LISTED ENTRIES -
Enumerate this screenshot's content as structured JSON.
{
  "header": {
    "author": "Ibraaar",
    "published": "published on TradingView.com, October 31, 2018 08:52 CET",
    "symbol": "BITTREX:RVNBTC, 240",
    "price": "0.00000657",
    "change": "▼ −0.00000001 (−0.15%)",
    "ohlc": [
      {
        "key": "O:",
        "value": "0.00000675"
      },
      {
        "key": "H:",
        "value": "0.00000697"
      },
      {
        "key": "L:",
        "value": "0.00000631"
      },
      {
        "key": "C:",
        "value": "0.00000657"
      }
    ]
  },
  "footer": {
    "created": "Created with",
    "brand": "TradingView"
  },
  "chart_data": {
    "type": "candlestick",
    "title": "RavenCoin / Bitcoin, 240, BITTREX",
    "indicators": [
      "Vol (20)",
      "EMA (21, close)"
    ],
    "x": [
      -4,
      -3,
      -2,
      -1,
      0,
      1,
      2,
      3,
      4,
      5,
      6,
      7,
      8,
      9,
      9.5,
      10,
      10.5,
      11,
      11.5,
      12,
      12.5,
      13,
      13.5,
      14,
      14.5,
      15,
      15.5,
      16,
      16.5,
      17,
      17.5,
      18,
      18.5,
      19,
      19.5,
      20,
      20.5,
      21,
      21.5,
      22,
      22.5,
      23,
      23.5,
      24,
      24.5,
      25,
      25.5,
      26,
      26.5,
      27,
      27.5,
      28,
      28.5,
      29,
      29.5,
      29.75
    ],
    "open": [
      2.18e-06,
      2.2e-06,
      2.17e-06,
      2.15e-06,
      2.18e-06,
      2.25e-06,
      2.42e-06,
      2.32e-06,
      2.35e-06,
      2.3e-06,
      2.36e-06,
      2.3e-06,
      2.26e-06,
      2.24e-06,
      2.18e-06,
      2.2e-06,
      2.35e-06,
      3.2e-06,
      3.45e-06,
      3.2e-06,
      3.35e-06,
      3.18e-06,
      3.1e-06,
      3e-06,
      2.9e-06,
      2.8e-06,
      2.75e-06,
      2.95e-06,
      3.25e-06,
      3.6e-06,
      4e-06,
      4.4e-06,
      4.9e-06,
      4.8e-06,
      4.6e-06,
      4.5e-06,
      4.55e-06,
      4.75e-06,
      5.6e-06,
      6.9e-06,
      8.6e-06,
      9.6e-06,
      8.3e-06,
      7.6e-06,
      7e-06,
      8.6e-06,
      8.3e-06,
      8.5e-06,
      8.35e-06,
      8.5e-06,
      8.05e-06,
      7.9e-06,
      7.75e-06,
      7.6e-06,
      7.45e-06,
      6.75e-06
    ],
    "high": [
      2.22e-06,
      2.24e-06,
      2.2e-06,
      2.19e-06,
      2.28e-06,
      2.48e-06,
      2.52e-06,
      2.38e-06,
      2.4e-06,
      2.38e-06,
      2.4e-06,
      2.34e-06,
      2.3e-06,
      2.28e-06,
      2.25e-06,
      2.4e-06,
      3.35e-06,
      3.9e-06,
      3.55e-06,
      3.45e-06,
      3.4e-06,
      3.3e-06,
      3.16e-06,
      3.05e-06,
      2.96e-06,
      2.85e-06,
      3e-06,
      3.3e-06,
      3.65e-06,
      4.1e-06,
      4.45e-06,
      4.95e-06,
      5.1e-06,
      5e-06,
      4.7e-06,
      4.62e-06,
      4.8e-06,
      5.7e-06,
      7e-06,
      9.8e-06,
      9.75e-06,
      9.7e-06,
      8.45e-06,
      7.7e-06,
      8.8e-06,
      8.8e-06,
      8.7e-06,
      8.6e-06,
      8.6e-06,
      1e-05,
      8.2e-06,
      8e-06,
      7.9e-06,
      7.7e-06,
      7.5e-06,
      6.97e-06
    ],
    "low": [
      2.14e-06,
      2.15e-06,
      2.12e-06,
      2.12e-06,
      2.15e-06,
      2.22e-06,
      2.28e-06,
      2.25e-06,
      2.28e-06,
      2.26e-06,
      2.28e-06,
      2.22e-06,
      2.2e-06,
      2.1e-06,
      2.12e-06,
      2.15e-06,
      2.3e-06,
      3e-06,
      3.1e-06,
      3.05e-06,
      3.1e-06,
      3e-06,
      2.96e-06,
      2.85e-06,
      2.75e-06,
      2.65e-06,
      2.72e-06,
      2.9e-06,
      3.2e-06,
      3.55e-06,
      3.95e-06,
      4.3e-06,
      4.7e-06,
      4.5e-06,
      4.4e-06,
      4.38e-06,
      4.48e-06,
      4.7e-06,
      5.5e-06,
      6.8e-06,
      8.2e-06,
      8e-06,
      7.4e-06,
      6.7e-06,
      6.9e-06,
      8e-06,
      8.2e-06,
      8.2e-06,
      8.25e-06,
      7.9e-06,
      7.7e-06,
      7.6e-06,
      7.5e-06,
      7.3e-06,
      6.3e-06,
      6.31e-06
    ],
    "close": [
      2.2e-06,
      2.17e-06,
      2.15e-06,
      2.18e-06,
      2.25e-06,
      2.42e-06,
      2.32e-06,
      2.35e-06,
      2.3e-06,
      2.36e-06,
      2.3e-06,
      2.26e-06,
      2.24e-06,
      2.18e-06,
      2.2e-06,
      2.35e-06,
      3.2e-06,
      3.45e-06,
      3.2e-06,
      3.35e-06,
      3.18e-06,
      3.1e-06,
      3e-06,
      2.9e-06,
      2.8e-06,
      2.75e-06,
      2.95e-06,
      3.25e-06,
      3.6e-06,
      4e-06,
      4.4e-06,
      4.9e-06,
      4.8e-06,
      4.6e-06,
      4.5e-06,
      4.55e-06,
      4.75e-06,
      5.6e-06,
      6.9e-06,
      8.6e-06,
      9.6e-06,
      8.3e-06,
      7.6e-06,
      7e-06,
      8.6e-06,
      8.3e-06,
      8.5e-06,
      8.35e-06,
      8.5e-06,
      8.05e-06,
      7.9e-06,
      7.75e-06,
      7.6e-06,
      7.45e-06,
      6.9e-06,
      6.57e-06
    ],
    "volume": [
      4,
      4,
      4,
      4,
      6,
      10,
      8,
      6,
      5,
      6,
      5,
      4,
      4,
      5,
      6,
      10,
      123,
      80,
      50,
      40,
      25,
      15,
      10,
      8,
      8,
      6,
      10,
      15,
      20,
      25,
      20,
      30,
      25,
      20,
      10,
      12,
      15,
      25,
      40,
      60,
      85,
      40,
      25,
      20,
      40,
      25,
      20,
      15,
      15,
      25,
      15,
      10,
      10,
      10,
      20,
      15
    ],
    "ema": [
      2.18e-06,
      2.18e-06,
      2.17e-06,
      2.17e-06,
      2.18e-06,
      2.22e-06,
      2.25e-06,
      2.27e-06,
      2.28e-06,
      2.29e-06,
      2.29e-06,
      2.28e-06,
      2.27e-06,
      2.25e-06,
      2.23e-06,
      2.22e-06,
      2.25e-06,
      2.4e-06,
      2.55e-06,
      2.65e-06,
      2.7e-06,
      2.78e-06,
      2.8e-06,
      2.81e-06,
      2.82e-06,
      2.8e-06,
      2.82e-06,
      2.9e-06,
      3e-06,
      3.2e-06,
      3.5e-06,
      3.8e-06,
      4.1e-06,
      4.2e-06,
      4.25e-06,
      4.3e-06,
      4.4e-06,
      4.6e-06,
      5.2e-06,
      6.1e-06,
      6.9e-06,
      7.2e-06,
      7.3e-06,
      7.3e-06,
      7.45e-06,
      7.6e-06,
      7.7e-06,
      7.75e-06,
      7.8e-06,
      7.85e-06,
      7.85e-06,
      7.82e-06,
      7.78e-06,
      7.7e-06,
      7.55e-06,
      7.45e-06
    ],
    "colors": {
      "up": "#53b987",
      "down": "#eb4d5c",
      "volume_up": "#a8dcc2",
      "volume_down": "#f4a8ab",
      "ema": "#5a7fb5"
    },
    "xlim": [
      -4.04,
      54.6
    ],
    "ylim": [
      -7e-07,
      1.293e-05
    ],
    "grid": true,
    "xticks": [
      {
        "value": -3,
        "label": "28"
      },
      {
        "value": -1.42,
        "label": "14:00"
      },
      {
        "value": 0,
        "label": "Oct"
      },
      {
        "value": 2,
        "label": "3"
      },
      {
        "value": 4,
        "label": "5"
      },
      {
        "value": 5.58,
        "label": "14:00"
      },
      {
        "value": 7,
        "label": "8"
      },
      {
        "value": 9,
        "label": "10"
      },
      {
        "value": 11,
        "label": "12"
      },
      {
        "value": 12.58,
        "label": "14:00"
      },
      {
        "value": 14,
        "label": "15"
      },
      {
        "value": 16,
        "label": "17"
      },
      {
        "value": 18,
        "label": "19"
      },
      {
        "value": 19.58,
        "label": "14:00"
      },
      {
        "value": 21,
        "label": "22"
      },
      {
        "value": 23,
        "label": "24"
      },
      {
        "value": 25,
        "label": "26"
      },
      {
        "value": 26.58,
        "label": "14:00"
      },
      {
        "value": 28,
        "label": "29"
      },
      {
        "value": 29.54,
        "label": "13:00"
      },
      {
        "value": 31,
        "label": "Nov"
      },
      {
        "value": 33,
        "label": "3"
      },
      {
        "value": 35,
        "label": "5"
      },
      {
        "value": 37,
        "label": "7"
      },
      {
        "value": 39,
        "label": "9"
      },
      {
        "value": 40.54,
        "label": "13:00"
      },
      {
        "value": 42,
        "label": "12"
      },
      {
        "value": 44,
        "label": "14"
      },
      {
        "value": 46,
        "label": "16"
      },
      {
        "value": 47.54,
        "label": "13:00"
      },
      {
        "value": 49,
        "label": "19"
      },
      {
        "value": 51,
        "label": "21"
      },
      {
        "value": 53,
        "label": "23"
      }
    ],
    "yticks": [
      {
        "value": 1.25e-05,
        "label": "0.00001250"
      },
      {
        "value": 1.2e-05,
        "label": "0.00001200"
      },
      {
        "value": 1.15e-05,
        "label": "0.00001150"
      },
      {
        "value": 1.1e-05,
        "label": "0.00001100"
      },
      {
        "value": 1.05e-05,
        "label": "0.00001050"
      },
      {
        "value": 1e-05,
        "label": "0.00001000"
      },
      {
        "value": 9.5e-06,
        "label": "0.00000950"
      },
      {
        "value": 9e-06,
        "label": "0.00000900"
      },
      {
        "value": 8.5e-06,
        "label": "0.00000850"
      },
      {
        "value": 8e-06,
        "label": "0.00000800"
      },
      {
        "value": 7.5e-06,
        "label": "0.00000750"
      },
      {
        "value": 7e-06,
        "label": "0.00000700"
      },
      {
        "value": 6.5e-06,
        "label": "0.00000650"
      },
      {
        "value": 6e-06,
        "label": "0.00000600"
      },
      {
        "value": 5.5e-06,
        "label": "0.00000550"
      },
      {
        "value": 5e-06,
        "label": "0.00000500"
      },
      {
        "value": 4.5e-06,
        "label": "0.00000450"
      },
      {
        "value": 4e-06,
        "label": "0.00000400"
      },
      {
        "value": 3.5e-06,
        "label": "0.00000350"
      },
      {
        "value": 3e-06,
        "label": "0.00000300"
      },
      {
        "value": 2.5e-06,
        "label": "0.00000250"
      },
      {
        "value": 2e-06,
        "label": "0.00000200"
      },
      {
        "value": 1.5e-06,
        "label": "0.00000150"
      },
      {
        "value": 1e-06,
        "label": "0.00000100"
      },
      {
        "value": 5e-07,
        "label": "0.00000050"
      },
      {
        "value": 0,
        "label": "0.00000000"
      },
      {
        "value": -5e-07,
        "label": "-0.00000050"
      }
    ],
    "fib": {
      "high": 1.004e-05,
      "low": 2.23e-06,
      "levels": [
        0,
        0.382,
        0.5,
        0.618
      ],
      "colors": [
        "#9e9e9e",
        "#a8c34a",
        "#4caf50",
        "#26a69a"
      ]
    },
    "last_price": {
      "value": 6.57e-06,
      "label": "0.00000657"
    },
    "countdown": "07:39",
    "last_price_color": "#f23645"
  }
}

BRIEF - Copy out each line of the data containing the string "TradingView".

RESULT -
    "published": "published on TradingView.com, October 31, 2018 08:52 CET",
    "brand": "TradingView"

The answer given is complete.